- [To do]
Copy every line that contains the string "OPERATING" from the entries below.

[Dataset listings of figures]
════════
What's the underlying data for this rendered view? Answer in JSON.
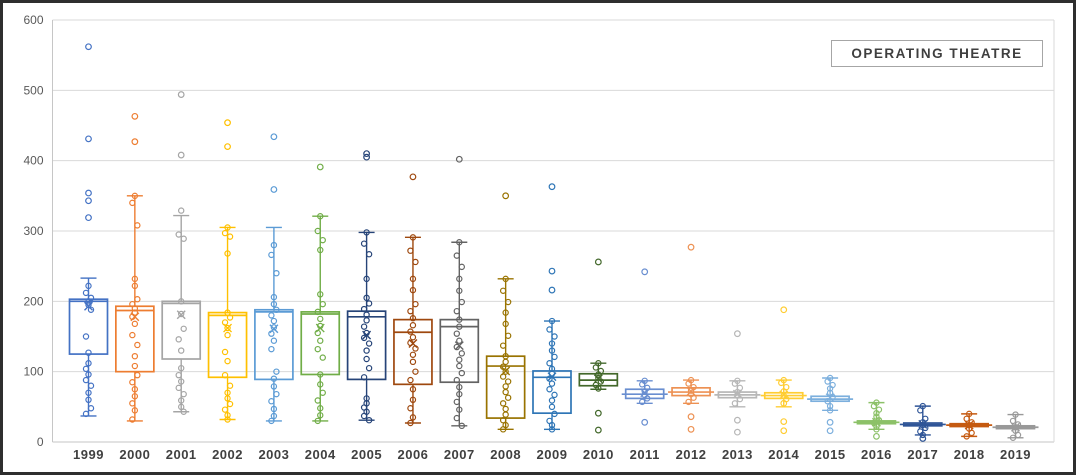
{
  "legend": {
    "label": "OPERATING THEATRE"
  },
  "chart_data": {
    "type": "boxplot",
    "title": "OPERATING THEATRE",
    "xlabel": "",
    "ylabel": "",
    "ylim": [
      0,
      600
    ],
    "y_ticks": [
      0,
      100,
      200,
      300,
      400,
      500,
      600
    ],
    "grid": true,
    "legend_position": "top-right",
    "categories": [
      "1999",
      "2000",
      "2001",
      "2002",
      "2003",
      "2004",
      "2005",
      "2006",
      "2007",
      "2008",
      "2009",
      "2010",
      "2011",
      "2012",
      "2013",
      "2014",
      "2015",
      "2016",
      "2017",
      "2018",
      "2019"
    ],
    "series": [
      {
        "year": "1999",
        "color": "#4472C4",
        "box": {
          "low": 37,
          "q1": 125,
          "median": 200,
          "q3": 203,
          "high": 233,
          "mean": 193
        },
        "outliers": [
          562,
          431,
          354,
          343,
          319
        ],
        "points": [
          222,
          212,
          205,
          200,
          195,
          188,
          150,
          127,
          112,
          104,
          96,
          88,
          80,
          70,
          60,
          48,
          40
        ]
      },
      {
        "year": "2000",
        "color": "#ED7D31",
        "box": {
          "low": 30,
          "q1": 100,
          "median": 187,
          "q3": 193,
          "high": 350,
          "mean": 178
        },
        "outliers": [
          463,
          427
        ],
        "points": [
          350,
          340,
          308,
          232,
          222,
          203,
          196,
          190,
          184,
          178,
          168,
          152,
          138,
          122,
          108,
          95,
          85,
          75,
          65,
          55,
          45,
          32
        ]
      },
      {
        "year": "2001",
        "color": "#A5A5A5",
        "box": {
          "low": 43,
          "q1": 118,
          "median": 197,
          "q3": 200,
          "high": 322,
          "mean": 181
        },
        "outliers": [
          494,
          408
        ],
        "points": [
          329,
          295,
          289,
          200,
          182,
          161,
          146,
          130,
          105,
          95,
          86,
          77,
          68,
          59,
          50,
          43
        ]
      },
      {
        "year": "2002",
        "color": "#FFC000",
        "box": {
          "low": 32,
          "q1": 92,
          "median": 180,
          "q3": 184,
          "high": 305,
          "mean": 162
        },
        "outliers": [
          454,
          420
        ],
        "points": [
          305,
          297,
          292,
          268,
          184,
          177,
          170,
          162,
          152,
          128,
          115,
          95,
          80,
          70,
          62,
          54,
          46,
          38,
          32
        ]
      },
      {
        "year": "2003",
        "color": "#5B9BD5",
        "box": {
          "low": 30,
          "q1": 89,
          "median": 185,
          "q3": 188,
          "high": 305,
          "mean": 161
        },
        "outliers": [
          434,
          359
        ],
        "points": [
          280,
          266,
          240,
          206,
          196,
          188,
          180,
          172,
          163,
          154,
          144,
          132,
          100,
          90,
          79,
          68,
          58,
          47,
          37,
          30
        ]
      },
      {
        "year": "2004",
        "color": "#70AD47",
        "box": {
          "low": 30,
          "q1": 96,
          "median": 182,
          "q3": 185,
          "high": 321,
          "mean": 162
        },
        "outliers": [
          391
        ],
        "points": [
          321,
          300,
          287,
          273,
          210,
          196,
          185,
          175,
          165,
          155,
          144,
          132,
          120,
          96,
          82,
          70,
          59,
          48,
          38,
          30
        ]
      },
      {
        "year": "2005",
        "color": "#264478",
        "box": {
          "low": 31,
          "q1": 89,
          "median": 178,
          "q3": 186,
          "high": 298,
          "mean": 152
        },
        "outliers": [
          410,
          405
        ],
        "points": [
          298,
          282,
          267,
          232,
          205,
          197,
          189,
          181,
          173,
          164,
          155,
          148,
          140,
          130,
          118,
          105,
          92,
          62,
          55,
          49,
          43,
          37,
          31
        ]
      },
      {
        "year": "2006",
        "color": "#9E480E",
        "box": {
          "low": 27,
          "q1": 82,
          "median": 156,
          "q3": 174,
          "high": 291,
          "mean": 140
        },
        "outliers": [
          377
        ],
        "points": [
          291,
          272,
          256,
          232,
          216,
          196,
          186,
          176,
          166,
          157,
          149,
          141,
          133,
          124,
          114,
          100,
          88,
          75,
          60,
          48,
          35,
          27
        ]
      },
      {
        "year": "2007",
        "color": "#636363",
        "box": {
          "low": 23,
          "q1": 85,
          "median": 164,
          "q3": 174,
          "high": 284,
          "mean": 137
        },
        "outliers": [
          402
        ],
        "points": [
          284,
          265,
          249,
          232,
          215,
          199,
          186,
          174,
          164,
          154,
          144,
          135,
          126,
          117,
          108,
          98,
          88,
          78,
          68,
          57,
          46,
          34,
          23
        ]
      },
      {
        "year": "2008",
        "color": "#997300",
        "box": {
          "low": 18,
          "q1": 34,
          "median": 108,
          "q3": 122,
          "high": 232,
          "mean": 101
        },
        "outliers": [
          350
        ],
        "points": [
          232,
          215,
          199,
          184,
          168,
          151,
          137,
          122,
          114,
          107,
          100,
          93,
          86,
          79,
          71,
          63,
          55,
          47,
          39,
          31,
          24,
          18
        ]
      },
      {
        "year": "2009",
        "color": "#2E75B6",
        "box": {
          "low": 18,
          "q1": 41,
          "median": 92,
          "q3": 101,
          "high": 172,
          "mean": 93
        },
        "outliers": [
          363,
          243,
          216
        ],
        "points": [
          172,
          160,
          150,
          140,
          130,
          121,
          112,
          104,
          97,
          90,
          83,
          75,
          67,
          59,
          50,
          40,
          30,
          24,
          18
        ]
      },
      {
        "year": "2010",
        "color": "#43682B",
        "box": {
          "low": 75,
          "q1": 80,
          "median": 88,
          "q3": 97,
          "high": 112,
          "mean": 90
        },
        "outliers": [
          256,
          41,
          17
        ],
        "points": [
          112,
          106,
          101,
          96,
          91,
          86,
          81,
          76
        ]
      },
      {
        "year": "2011",
        "color": "#698ED0",
        "box": {
          "low": 55,
          "q1": 62,
          "median": 68,
          "q3": 75,
          "high": 87,
          "mean": 70
        },
        "outliers": [
          242,
          28
        ],
        "points": [
          87,
          82,
          77,
          72,
          67,
          62,
          57
        ]
      },
      {
        "year": "2012",
        "color": "#ED9153",
        "box": {
          "low": 55,
          "q1": 66,
          "median": 71,
          "q3": 77,
          "high": 88,
          "mean": 72
        },
        "outliers": [
          277,
          36,
          18
        ],
        "points": [
          88,
          83,
          78,
          73,
          68,
          63,
          57
        ]
      },
      {
        "year": "2013",
        "color": "#B7B7B7",
        "box": {
          "low": 50,
          "q1": 63,
          "median": 67,
          "q3": 71,
          "high": 87,
          "mean": 68
        },
        "outliers": [
          154,
          31,
          14
        ],
        "points": [
          87,
          83,
          77,
          71,
          66,
          61,
          55
        ]
      },
      {
        "year": "2014",
        "color": "#FFCD33",
        "box": {
          "low": 50,
          "q1": 62,
          "median": 66,
          "q3": 70,
          "high": 88,
          "mean": 67
        },
        "outliers": [
          188,
          55,
          29,
          16
        ],
        "points": [
          88,
          84,
          78,
          72,
          66,
          61
        ]
      },
      {
        "year": "2015",
        "color": "#7CAFDD",
        "box": {
          "low": 45,
          "q1": 58,
          "median": 61,
          "q3": 65,
          "high": 91,
          "mean": 63
        },
        "outliers": [
          28,
          16
        ],
        "points": [
          91,
          86,
          81,
          76,
          70,
          64,
          58,
          51,
          45
        ]
      },
      {
        "year": "2016",
        "color": "#8CC168",
        "box": {
          "low": 18,
          "q1": 26,
          "median": 28,
          "q3": 30,
          "high": 56,
          "mean": 28
        },
        "outliers": [
          8
        ],
        "points": [
          56,
          51,
          46,
          41,
          36,
          31,
          27,
          22,
          18
        ]
      },
      {
        "year": "2017",
        "color": "#2F5597",
        "box": {
          "low": 10,
          "q1": 23,
          "median": 25,
          "q3": 27,
          "high": 51,
          "mean": 25
        },
        "outliers": [
          5
        ],
        "points": [
          51,
          45,
          33,
          28,
          24,
          20,
          15,
          10
        ]
      },
      {
        "year": "2018",
        "color": "#C55A11",
        "box": {
          "low": 8,
          "q1": 22,
          "median": 24,
          "q3": 26,
          "high": 40,
          "mean": 24
        },
        "outliers": [],
        "points": [
          40,
          33,
          28,
          24,
          19,
          13,
          8
        ]
      },
      {
        "year": "2019",
        "color": "#999999",
        "box": {
          "low": 6,
          "q1": 19,
          "median": 21,
          "q3": 23,
          "high": 39,
          "mean": 21
        },
        "outliers": [],
        "points": [
          39,
          30,
          25,
          21,
          16,
          10,
          6
        ]
      }
    ]
  }
}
════════
- [Solution to the exercise]
    "label": "OPERATING THEATRE"
    "title": "OPERATING THEATRE",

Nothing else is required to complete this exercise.